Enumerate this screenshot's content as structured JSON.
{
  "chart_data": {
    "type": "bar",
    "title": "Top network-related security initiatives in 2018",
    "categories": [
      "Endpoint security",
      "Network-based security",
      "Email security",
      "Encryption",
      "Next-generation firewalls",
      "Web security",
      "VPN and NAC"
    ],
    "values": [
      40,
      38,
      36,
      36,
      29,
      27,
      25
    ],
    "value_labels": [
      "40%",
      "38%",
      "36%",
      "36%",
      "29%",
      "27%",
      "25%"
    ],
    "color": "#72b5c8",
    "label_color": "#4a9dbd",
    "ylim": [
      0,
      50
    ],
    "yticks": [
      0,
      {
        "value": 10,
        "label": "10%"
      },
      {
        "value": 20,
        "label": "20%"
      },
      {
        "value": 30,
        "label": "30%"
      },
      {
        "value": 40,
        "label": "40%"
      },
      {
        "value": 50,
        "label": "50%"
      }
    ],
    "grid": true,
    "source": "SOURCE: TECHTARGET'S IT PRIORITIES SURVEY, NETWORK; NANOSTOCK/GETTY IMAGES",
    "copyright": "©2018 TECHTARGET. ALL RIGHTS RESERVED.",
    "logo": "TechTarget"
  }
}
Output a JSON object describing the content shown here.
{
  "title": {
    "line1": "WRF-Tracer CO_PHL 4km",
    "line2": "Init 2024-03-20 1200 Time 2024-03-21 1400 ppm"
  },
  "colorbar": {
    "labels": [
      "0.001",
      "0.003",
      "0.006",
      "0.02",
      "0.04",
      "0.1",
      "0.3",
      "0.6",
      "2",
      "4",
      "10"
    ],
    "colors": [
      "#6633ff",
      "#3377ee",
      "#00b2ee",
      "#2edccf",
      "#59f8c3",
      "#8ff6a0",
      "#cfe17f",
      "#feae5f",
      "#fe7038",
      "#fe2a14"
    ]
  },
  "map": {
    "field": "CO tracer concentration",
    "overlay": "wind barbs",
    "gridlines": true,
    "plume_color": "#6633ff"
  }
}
--
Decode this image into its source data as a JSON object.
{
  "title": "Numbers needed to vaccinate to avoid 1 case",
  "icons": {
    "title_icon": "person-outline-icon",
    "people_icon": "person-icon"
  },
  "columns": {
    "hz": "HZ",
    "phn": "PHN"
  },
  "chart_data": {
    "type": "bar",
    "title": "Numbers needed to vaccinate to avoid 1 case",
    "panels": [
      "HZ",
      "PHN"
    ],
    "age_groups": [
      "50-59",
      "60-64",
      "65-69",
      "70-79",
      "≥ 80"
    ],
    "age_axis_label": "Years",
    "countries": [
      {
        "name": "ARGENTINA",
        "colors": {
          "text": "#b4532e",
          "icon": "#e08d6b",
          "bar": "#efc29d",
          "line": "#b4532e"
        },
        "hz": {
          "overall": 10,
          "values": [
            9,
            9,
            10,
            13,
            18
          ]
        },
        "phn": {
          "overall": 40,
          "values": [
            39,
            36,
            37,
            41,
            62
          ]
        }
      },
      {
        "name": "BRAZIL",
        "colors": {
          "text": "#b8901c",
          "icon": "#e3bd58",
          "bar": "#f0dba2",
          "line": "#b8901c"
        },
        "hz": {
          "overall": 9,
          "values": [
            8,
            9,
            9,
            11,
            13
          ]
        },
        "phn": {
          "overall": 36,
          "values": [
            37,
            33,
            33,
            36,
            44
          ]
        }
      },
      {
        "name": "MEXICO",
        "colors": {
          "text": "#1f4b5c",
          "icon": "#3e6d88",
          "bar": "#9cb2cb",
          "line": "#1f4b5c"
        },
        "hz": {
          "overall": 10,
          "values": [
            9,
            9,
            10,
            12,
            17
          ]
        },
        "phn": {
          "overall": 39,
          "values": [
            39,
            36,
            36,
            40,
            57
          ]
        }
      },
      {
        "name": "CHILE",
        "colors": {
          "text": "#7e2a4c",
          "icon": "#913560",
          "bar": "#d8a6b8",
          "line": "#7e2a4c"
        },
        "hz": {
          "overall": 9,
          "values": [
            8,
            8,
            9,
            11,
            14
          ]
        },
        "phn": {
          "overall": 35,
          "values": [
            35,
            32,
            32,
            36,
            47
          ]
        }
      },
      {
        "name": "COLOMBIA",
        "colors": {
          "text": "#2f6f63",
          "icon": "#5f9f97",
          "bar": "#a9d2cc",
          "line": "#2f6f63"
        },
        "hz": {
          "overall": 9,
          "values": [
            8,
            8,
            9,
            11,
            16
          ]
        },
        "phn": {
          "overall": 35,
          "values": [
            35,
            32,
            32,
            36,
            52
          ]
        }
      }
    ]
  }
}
==
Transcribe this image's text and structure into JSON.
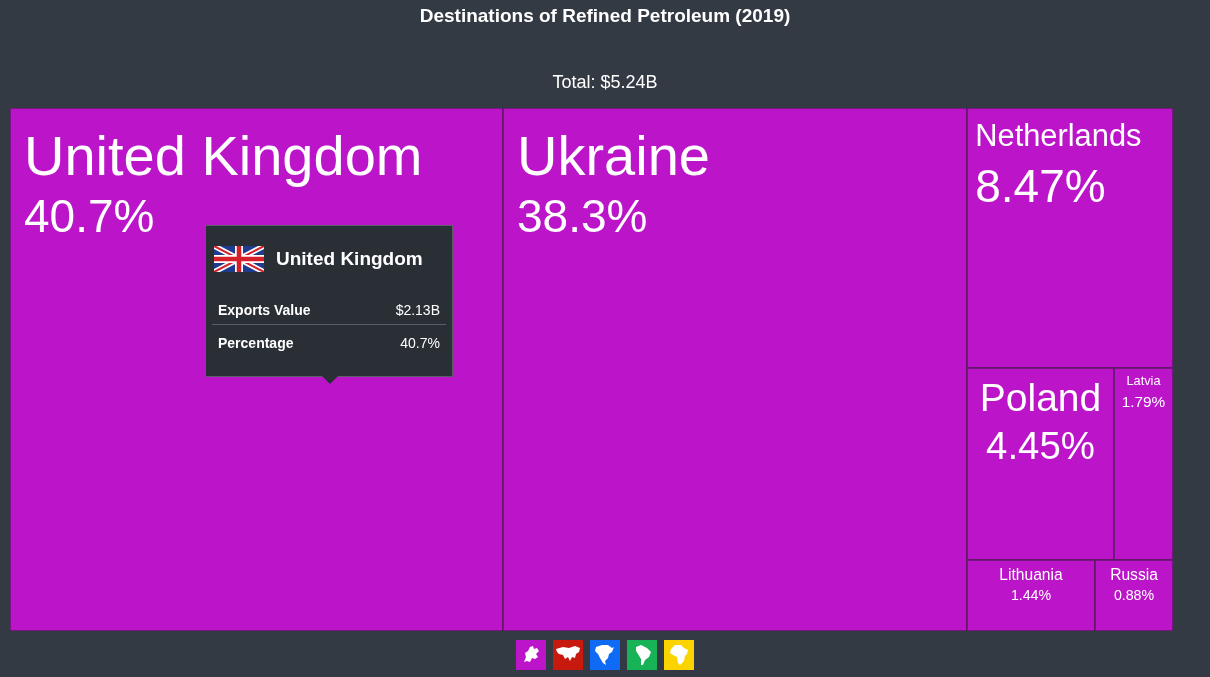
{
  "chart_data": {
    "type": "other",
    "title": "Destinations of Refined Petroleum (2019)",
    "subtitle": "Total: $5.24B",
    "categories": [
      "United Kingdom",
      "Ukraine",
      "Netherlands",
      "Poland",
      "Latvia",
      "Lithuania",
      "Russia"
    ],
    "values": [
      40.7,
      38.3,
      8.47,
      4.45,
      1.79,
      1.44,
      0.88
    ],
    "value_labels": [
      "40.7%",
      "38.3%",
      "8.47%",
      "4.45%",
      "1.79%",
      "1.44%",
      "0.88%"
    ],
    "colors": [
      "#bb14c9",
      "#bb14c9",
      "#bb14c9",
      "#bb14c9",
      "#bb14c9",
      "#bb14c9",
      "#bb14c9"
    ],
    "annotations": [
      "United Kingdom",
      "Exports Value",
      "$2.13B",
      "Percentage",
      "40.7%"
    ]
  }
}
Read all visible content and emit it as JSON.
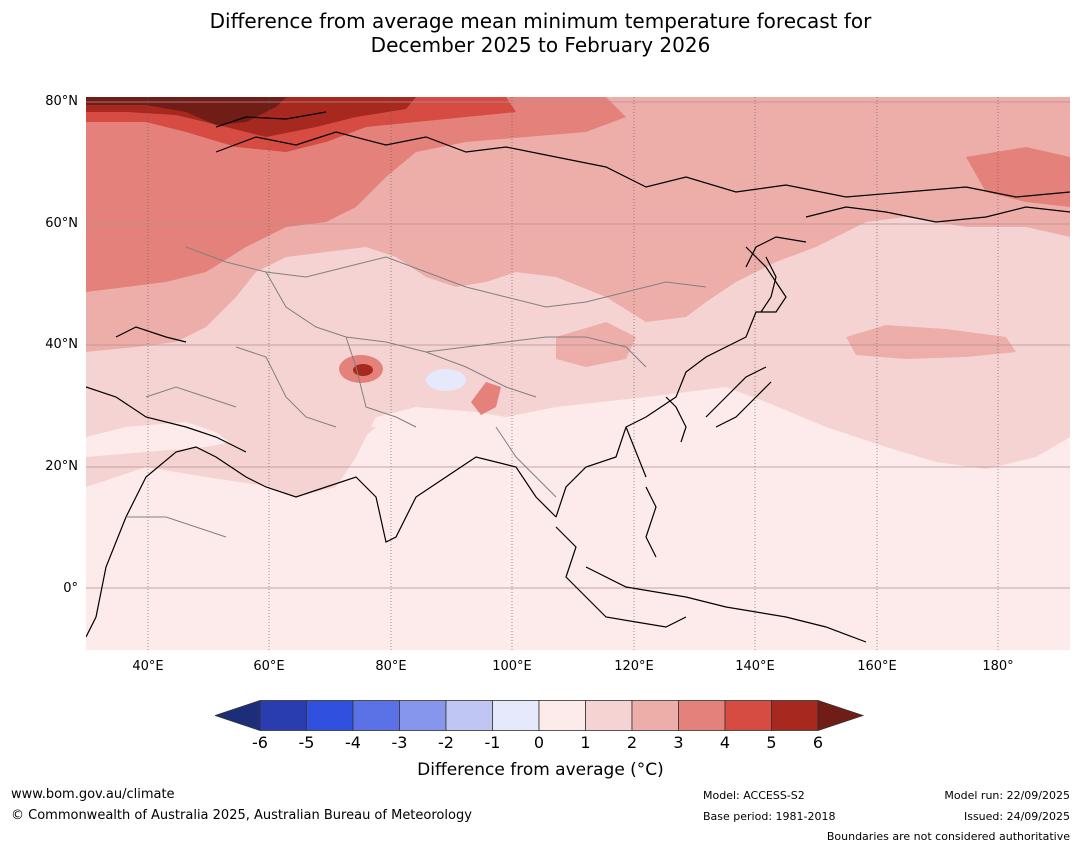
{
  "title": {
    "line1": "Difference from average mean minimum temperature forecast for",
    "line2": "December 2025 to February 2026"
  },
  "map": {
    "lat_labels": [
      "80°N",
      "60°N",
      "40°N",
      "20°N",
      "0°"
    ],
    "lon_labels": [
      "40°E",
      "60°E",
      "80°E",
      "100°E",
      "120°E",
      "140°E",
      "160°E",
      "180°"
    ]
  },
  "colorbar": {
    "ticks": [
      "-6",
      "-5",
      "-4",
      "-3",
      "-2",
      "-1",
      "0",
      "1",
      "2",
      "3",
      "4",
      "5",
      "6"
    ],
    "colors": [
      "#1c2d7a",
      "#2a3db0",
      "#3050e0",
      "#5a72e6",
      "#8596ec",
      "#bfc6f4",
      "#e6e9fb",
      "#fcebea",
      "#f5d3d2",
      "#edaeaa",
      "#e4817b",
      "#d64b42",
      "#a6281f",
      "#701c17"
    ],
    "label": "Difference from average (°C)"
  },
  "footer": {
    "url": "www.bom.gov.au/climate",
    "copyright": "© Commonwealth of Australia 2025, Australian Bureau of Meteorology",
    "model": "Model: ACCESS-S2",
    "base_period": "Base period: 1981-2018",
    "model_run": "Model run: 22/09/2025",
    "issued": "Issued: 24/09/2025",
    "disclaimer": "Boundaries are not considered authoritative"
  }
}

Requirements — Collect each line above holding the string "Model".

Response to the task —
    "model": "Model: ACCESS-S2",
    "model_run": "Model run: 22/09/2025",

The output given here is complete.